* _What the task asks_: Without further comment, state how many lines in the listing below contain the word "вопросам".
[Start Data supplied]
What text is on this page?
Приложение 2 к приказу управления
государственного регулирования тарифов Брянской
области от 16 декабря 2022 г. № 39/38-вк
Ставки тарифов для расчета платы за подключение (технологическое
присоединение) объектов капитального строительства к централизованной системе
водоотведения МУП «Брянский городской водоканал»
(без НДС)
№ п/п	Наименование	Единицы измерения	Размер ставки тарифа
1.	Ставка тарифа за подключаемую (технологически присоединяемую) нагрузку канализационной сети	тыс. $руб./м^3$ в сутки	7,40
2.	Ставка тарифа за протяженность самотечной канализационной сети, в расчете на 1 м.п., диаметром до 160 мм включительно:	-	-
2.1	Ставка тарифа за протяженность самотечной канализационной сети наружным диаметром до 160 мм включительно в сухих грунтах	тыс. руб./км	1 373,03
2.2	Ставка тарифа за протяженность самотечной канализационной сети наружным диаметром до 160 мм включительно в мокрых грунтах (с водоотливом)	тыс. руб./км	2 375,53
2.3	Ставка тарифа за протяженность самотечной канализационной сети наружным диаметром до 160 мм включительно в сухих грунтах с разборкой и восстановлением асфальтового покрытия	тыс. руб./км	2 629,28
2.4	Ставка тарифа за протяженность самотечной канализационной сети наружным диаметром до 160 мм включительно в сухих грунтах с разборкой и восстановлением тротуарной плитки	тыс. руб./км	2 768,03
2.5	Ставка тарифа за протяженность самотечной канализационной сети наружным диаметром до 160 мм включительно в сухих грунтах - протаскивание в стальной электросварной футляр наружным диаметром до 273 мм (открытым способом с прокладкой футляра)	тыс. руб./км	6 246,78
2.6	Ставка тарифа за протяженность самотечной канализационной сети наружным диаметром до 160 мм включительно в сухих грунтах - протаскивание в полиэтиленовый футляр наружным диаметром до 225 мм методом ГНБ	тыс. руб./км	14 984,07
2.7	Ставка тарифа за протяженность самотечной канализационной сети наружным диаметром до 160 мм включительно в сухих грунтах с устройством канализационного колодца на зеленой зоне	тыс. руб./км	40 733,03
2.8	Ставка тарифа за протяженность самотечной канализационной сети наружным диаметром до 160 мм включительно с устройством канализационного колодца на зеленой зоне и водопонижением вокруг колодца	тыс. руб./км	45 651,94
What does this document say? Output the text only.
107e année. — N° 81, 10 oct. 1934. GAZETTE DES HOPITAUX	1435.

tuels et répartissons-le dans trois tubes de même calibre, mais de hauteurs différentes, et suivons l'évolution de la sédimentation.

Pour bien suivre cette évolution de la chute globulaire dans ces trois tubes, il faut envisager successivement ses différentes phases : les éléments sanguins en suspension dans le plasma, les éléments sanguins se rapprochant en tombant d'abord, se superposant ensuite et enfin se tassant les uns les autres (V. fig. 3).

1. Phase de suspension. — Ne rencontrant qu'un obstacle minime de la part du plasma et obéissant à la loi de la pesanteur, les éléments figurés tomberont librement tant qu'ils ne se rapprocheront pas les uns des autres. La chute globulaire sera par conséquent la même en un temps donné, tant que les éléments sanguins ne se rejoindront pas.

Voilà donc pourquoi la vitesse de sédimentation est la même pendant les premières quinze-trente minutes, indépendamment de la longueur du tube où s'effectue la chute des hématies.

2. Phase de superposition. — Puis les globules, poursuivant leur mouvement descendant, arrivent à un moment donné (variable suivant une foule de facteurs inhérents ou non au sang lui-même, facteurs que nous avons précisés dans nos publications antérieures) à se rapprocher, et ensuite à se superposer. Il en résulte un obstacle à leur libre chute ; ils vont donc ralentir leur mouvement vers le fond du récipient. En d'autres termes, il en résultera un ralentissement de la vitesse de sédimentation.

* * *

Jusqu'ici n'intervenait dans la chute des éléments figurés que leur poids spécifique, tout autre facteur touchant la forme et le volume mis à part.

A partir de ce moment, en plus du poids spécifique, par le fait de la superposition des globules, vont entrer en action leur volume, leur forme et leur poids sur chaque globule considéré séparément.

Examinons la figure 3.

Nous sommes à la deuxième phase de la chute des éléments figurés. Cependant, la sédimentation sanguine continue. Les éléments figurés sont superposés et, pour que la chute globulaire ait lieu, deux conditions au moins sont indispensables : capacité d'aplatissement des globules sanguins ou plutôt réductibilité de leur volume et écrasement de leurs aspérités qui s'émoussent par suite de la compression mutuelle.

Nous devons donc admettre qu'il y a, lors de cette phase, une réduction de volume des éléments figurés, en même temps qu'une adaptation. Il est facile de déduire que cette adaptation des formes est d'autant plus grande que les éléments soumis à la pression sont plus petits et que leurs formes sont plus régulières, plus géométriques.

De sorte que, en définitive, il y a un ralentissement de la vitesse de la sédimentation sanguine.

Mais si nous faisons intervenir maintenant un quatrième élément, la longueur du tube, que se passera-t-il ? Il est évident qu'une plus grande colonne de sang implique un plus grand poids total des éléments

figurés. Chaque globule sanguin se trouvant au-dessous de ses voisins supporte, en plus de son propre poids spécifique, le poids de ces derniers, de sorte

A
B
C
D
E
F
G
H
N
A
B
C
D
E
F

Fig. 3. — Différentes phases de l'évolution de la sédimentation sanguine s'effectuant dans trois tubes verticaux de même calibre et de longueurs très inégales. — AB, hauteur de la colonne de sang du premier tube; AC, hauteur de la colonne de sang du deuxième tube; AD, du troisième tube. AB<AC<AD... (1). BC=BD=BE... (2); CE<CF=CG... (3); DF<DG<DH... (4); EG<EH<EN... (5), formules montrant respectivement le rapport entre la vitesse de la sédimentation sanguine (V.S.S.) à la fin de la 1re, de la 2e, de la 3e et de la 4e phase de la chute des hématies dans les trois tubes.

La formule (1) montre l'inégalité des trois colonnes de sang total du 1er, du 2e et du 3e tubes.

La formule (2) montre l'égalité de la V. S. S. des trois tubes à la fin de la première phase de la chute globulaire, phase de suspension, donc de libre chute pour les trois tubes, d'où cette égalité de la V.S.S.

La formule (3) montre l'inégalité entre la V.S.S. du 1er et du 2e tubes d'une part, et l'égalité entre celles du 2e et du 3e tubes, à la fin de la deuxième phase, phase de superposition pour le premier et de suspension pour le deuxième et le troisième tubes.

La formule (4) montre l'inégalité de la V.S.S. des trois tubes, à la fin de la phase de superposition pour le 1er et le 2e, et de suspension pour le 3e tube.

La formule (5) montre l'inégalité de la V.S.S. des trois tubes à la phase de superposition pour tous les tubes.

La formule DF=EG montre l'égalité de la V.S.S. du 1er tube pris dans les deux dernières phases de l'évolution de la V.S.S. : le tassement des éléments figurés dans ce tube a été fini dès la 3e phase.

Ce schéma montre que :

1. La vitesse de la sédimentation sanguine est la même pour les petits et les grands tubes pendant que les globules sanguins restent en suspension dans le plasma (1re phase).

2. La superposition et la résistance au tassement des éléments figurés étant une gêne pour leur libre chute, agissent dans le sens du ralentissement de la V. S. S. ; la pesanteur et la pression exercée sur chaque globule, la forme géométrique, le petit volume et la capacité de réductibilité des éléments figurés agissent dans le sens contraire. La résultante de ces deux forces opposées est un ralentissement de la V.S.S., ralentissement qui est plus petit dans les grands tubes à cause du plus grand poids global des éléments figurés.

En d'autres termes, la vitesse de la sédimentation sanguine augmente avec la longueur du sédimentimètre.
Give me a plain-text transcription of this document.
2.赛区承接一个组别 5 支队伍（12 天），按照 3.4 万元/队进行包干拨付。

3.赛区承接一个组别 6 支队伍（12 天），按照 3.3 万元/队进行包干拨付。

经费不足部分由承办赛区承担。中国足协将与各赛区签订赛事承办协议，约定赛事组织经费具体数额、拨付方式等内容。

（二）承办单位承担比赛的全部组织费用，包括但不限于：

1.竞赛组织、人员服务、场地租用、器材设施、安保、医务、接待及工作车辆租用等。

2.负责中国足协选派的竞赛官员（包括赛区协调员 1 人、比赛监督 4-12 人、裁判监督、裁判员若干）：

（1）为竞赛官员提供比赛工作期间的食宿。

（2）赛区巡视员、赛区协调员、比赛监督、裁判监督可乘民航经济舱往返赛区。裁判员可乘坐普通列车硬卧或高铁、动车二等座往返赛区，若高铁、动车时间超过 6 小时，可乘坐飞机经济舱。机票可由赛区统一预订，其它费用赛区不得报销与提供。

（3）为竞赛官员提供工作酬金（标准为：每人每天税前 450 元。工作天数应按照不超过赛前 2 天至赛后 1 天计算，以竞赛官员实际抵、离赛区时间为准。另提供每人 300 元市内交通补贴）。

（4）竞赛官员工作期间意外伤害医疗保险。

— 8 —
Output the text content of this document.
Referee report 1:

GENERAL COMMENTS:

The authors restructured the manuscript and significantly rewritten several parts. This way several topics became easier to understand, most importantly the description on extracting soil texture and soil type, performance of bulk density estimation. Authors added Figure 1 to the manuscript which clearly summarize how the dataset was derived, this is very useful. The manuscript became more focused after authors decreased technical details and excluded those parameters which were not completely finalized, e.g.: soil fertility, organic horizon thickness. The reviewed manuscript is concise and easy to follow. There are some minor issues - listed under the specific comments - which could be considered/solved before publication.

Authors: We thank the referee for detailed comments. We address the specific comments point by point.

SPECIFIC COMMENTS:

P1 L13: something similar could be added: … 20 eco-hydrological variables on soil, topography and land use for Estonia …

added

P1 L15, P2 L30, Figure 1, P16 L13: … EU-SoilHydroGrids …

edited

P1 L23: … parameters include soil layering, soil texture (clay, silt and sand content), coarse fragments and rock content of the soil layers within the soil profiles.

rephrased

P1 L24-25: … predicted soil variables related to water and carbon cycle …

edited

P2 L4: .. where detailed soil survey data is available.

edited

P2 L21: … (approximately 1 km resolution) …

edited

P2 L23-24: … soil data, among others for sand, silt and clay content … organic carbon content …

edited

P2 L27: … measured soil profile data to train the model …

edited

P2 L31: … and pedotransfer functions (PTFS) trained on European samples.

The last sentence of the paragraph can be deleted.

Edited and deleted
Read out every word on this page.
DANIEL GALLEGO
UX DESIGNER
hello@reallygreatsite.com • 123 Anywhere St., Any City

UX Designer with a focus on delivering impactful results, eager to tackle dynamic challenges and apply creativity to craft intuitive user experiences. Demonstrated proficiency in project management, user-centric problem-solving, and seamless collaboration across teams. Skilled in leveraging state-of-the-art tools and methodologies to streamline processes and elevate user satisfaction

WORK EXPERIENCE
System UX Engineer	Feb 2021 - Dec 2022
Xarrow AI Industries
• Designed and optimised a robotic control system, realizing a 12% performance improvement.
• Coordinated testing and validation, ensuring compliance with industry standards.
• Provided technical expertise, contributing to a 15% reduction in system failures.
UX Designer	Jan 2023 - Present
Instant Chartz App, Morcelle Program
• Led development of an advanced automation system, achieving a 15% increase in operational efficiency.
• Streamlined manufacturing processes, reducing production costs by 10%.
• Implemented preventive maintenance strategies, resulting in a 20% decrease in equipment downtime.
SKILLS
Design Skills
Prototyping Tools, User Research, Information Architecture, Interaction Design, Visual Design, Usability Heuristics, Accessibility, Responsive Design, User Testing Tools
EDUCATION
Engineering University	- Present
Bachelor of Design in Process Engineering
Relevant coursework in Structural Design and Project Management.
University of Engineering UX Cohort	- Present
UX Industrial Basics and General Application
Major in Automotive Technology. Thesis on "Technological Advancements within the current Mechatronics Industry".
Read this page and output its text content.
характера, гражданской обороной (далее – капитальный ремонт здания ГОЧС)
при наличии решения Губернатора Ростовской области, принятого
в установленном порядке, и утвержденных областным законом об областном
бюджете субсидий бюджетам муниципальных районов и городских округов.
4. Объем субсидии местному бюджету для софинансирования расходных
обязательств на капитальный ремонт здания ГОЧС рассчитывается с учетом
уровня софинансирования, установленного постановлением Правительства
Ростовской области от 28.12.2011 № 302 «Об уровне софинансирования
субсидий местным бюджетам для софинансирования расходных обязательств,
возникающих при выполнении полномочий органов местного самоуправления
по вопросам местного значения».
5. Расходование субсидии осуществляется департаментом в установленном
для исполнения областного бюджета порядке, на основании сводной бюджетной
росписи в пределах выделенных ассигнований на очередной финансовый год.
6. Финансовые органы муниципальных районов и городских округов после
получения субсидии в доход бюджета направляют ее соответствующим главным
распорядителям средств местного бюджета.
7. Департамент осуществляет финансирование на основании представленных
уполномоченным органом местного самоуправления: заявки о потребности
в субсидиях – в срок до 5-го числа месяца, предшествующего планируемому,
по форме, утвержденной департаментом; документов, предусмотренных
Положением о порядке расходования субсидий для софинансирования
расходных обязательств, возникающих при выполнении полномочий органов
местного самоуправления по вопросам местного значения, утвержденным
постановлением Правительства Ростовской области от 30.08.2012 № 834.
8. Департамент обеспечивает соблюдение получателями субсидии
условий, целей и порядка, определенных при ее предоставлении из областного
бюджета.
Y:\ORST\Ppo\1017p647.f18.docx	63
[End Data supplied]
* _Finished exercise_: 2